[Recorded data]
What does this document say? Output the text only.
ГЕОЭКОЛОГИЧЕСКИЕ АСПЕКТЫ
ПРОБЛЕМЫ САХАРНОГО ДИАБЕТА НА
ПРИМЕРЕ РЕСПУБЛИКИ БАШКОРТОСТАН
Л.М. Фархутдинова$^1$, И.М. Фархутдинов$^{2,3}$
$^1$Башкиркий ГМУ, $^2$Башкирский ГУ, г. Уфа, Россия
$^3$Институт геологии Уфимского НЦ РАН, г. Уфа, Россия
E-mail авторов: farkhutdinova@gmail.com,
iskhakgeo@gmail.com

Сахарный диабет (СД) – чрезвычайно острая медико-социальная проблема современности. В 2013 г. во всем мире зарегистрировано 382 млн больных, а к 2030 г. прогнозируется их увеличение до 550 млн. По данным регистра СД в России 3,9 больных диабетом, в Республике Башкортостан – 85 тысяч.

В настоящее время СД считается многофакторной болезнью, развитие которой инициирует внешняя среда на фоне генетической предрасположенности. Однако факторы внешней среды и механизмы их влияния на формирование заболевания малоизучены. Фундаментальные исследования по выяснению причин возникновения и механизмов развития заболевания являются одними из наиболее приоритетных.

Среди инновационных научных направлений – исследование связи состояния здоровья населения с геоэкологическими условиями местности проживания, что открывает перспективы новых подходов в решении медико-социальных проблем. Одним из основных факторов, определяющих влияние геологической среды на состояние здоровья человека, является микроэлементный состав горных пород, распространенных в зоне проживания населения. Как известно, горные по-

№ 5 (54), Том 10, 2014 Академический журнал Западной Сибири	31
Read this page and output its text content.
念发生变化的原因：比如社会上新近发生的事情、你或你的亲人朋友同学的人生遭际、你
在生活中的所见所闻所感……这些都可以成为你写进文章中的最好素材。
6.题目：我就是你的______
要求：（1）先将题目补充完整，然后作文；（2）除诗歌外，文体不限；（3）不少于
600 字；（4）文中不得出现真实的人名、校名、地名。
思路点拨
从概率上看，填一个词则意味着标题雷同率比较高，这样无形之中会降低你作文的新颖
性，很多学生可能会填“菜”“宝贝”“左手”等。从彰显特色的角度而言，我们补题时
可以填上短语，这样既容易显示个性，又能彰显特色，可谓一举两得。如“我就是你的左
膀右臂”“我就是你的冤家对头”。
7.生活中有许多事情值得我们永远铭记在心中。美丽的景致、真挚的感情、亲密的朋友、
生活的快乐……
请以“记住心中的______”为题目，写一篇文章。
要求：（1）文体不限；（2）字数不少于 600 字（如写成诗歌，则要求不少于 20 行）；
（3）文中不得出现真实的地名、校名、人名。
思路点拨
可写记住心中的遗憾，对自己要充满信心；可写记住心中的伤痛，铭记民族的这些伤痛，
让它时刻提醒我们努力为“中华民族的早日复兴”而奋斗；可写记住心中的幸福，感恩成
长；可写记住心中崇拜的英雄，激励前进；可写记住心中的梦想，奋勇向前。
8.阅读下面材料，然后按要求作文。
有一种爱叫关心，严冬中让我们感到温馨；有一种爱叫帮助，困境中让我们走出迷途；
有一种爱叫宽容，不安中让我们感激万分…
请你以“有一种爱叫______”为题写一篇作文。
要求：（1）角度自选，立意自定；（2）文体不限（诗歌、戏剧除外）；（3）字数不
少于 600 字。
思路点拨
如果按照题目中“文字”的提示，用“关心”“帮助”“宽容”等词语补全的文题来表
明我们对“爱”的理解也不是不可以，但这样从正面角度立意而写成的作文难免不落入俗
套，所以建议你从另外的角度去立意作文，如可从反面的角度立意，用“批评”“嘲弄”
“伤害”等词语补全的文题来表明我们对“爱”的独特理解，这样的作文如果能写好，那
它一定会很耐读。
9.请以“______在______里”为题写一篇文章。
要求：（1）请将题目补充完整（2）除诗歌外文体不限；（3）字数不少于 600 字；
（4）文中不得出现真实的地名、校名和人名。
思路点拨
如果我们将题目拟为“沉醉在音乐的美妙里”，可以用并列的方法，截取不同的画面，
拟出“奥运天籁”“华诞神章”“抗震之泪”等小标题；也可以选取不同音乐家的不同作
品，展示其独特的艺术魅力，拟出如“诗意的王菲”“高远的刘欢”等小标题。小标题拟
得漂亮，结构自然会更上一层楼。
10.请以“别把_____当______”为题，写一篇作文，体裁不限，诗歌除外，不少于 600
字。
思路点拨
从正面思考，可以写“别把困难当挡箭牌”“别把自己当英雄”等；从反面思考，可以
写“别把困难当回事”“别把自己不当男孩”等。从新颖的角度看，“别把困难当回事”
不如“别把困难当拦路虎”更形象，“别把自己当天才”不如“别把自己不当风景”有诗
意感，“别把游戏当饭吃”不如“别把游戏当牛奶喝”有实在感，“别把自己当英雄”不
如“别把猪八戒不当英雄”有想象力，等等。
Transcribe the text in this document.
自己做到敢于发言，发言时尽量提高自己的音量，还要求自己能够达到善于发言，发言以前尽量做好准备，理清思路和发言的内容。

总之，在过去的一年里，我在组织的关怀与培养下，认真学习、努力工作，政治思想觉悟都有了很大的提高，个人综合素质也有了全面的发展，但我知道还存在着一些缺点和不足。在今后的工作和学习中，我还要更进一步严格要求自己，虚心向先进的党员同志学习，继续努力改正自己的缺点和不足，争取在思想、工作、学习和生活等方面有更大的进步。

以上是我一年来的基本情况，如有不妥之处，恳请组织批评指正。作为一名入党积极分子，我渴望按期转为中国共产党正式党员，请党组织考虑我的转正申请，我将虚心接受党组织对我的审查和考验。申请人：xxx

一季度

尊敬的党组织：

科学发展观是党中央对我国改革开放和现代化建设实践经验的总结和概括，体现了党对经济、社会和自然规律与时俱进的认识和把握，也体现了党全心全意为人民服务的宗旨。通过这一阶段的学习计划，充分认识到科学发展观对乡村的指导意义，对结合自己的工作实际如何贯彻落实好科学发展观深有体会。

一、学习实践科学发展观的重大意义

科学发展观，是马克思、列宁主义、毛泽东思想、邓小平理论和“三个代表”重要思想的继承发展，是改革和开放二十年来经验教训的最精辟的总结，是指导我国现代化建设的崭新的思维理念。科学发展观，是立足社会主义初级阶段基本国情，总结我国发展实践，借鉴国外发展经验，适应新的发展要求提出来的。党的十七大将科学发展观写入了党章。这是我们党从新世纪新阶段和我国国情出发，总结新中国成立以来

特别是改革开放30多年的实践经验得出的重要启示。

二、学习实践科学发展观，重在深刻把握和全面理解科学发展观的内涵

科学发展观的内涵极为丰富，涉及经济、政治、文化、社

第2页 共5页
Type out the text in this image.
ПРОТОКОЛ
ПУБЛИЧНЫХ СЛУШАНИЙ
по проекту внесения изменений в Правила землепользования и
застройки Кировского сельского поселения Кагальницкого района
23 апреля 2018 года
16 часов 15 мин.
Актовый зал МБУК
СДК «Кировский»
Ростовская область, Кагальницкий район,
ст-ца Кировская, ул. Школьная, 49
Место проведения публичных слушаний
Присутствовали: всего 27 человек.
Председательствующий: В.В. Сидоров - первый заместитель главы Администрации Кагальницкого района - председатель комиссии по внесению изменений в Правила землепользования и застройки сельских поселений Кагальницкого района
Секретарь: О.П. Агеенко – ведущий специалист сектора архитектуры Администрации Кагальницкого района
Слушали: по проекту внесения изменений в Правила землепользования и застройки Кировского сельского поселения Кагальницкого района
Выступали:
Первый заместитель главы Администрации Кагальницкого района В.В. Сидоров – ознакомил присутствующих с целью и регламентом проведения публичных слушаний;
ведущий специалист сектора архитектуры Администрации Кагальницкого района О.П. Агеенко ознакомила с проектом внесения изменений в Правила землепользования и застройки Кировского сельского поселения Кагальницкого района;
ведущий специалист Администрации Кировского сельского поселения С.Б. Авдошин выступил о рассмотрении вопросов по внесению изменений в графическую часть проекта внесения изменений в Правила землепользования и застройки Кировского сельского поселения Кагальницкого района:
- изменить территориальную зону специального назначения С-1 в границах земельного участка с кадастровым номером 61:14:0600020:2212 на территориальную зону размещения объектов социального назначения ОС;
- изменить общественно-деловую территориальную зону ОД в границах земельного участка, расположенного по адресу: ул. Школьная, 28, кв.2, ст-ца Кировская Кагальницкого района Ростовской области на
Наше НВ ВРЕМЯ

* [What is needed]:
Read through the lines above and collect those that contain the string "внесению".

* [Exercise solution]:
Председательствующий: В.В. Сидоров - первый заместитель главы Администрации Кагальницкого района - председатель комиссии по внесению изменений в Правила землепользования и застройки сельских поселений Кагальницкого района
ведущий специалист Администрации Кировского сельского поселения С.Б. Авдошин выступил о рассмотрении вопросов по внесению изменений в графическую часть проекта внесения изменений в Правила землепользования и застройки Кировского сельского поселения Кагальницкого района:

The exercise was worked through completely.